§ Exercise objective: Find how many lines hold the word "Nieuwpoort" and give that number only.

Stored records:
BEGIN
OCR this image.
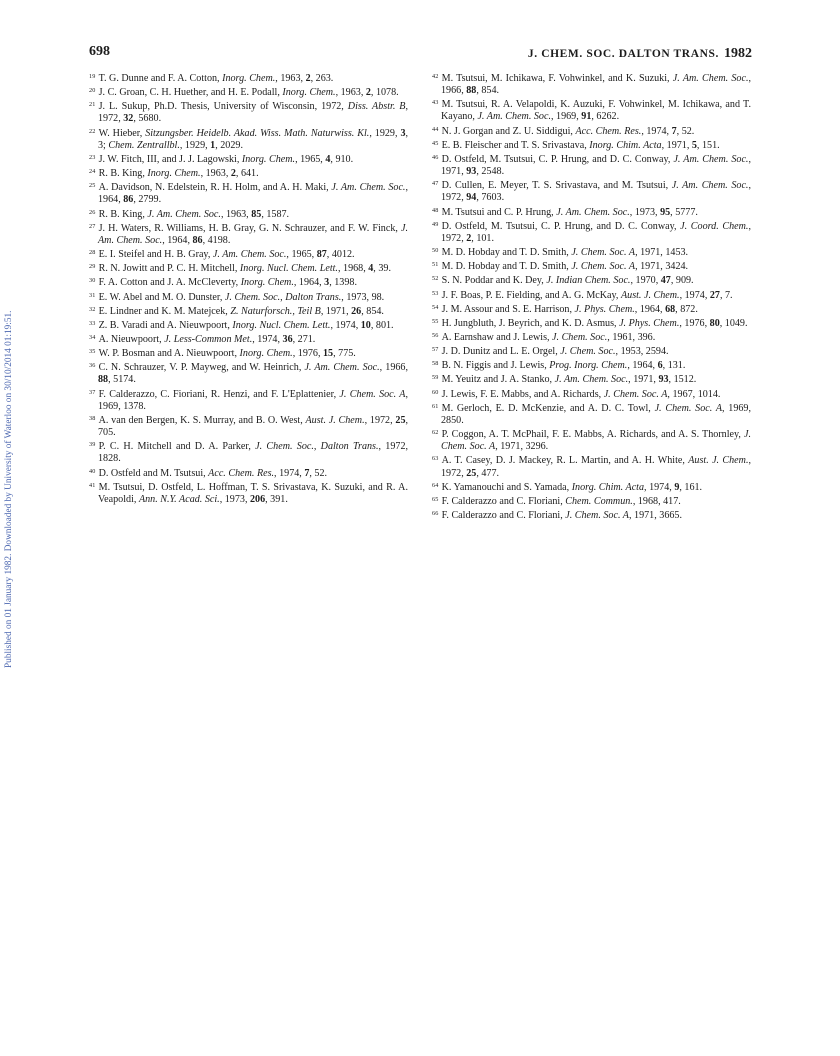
698	J. CHEM. SOC. DALTON TRANS. 1982

$^{19}$ T. G. Dunne and F. A. Cotton, Inorg. Chem., 1963, 2, 263.

$^{20}$ J. C. Groan, C. H. Huether, and H. E. Podall, Inorg. Chem., 1963, 2, 1078.

$^{21}$ J. L. Sukup, Ph.D. Thesis, University of Wisconsin, 1972, Diss. Abstr. B, 1972, 32, 5680.

$^{22}$ W. Hieber, Sitzungsber. Heidelb. Akad. Wiss. Math. Naturwiss. Kl., 1929, 3, 3; Chem. Zentrallbl., 1929, 1, 2029.

$^{23}$ J. W. Fitch, III, and J. J. Lagowski, Inorg. Chem., 1965, 4, 910.

$^{24}$ R. B. King, Inorg. Chem., 1963, 2, 641.

$^{25}$ A. Davidson, N. Edelstein, R. H. Holm, and A. H. Maki, J. Am. Chem. Soc., 1964, 86, 2799.

$^{26}$ R. B. King, J. Am. Chem. Soc., 1963, 85, 1587.

$^{27}$ J. H. Waters, R. Williams, H. B. Gray, G. N. Schrauzer, and F. W. Finck, J. Am. Chem. Soc., 1964, 86, 4198.

$^{28}$ E. I. Steifel and H. B. Gray, J. Am. Chem. Soc., 1965, 87, 4012.

$^{29}$ R. N. Jowitt and P. C. H. Mitchell, Inorg. Nucl. Chem. Lett., 1968, 4, 39.

$^{30}$ F. A. Cotton and J. A. McCleverty, Inorg. Chem., 1964, 3, 1398.

$^{31}$ E. W. Abel and M. O. Dunster, J. Chem. Soc., Dalton Trans., 1973, 98.

$^{32}$ E. Lindner and K. M. Matejcek, Z. Naturforsch., Teil B, 1971, 26, 854.

$^{33}$ Z. B. Varadi and A. Nieuwpoort, Inorg. Nucl. Chem. Lett., 1974, 10, 801.

$^{34}$ A. Nieuwpoort, J. Less-Common Met., 1974, 36, 271.

$^{35}$ W. P. Bosman and A. Nieuwpoort, Inorg. Chem., 1976, 15, 775.

$^{36}$ C. N. Schrauzer, V. P. Mayweg, and W. Heinrich, J. Am. Chem. Soc., 1966, 88, 5174.

$^{37}$ F. Calderazzo, C. Fioriani, R. Henzi, and F. L'Eplattenier, J. Chem. Soc. A, 1969, 1378.

$^{38}$ A. van den Bergen, K. S. Murray, and B. O. West, Aust. J. Chem., 1972, 25, 705.

$^{39}$ P. C. H. Mitchell and D. A. Parker, J. Chem. Soc., Dalton Trans., 1972, 1828.

$^{40}$ D. Ostfeld and M. Tsutsui, Acc. Chem. Res., 1974, 7, 52.

$^{41}$ M. Tsutsui, D. Ostfeld, L. Hoffman, T. S. Srivastava, K. Suzuki, and R. A. Veapoldi, Ann. N.Y. Acad. Sci., 1973, 206, 391.

$^{42}$ M. Tsutsui, M. Ichikawa, F. Vohwinkel, and K. Suzuki, J. Am. Chem. Soc., 1966, 88, 854.

$^{43}$ M. Tsutsui, R. A. Velapoldi, K. Auzuki, F. Vohwinkel, M. Ichikawa, and T. Kayano, J. Am. Chem. Soc., 1969, 91, 6262.

$^{44}$ N. J. Gorgan and Z. U. Siddigui, Acc. Chem. Res., 1974, 7, 52.

$^{45}$ E. B. Fleischer and T. S. Srivastava, Inorg. Chim. Acta, 1971, 5, 151.

$^{46}$ D. Ostfeld, M. Tsutsui, C. P. Hrung, and D. C. Conway, J. Am. Chem. Soc., 1971, 93, 2548.

$^{47}$ D. Cullen, E. Meyer, T. S. Srivastava, and M. Tsutsui, J. Am. Chem. Soc., 1972, 94, 7603.

$^{48}$ M. Tsutsui and C. P. Hrung, J. Am. Chem. Soc., 1973, 95, 5777.

$^{49}$ D. Ostfeld, M. Tsutsui, C. P. Hrung, and D. C. Conway, J. Coord. Chem., 1972, 2, 101.

$^{50}$ M. D. Hobday and T. D. Smith, J. Chem. Soc. A, 1971, 1453.

$^{51}$ M. D. Hobday and T. D. Smith, J. Chem. Soc. A, 1971, 3424.

$^{52}$ S. N. Poddar and K. Dey, J. Indian Chem. Soc., 1970, 47, 909.

$^{53}$ J. F. Boas, P. E. Fielding, and A. G. McKay, Aust. J. Chem., 1974, 27, 7.

$^{54}$ J. M. Assour and S. E. Harrison, J. Phys. Chem., 1964, 68, 872.

$^{55}$ H. Jungbluth, J. Beyrich, and K. D. Asmus, J. Phys. Chem., 1976, 80, 1049.

$^{56}$ A. Earnshaw and J. Lewis, J. Chem. Soc., 1961, 396.

$^{57}$ J. D. Dunitz and L. E. Orgel, J. Chem. Soc., 1953, 2594.

$^{58}$ B. N. Figgis and J. Lewis, Prog. Inorg. Chem., 1964, 6, 131.

$^{59}$ M. Yeuitz and J. A. Stanko, J. Am. Chem. Soc., 1971, 93, 1512.

$^{60}$ J. Lewis, F. E. Mabbs, and A. Richards, J. Chem. Soc. A, 1967, 1014.

$^{61}$ M. Gerloch, E. D. McKenzie, and A. D. C. Towl, J. Chem. Soc. A, 1969, 2850.

$^{62}$ P. Coggon, A. T. McPhail, F. E. Mabbs, A. Richards, and A. S. Thornley, J. Chem. Soc. A, 1971, 3296.

$^{63}$ A. T. Casey, D. J. Mackey, R. L. Martin, and A. H. White, Aust. J. Chem., 1972, 25, 477.

$^{64}$ K. Yamanouchi and S. Yamada, Inorg. Chim. Acta, 1974, 9, 161.

$^{65}$ F. Calderazzo and C. Floriani, Chem. Commun., 1968, 417.

$^{66}$ F. Calderazzo and C. Floriani, J. Chem. Soc. A, 1971, 3665.

Published on 01 January 1982. Downloaded by University of Waterloo on 30/10/2014 01:19:51.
END
§ The solution: 3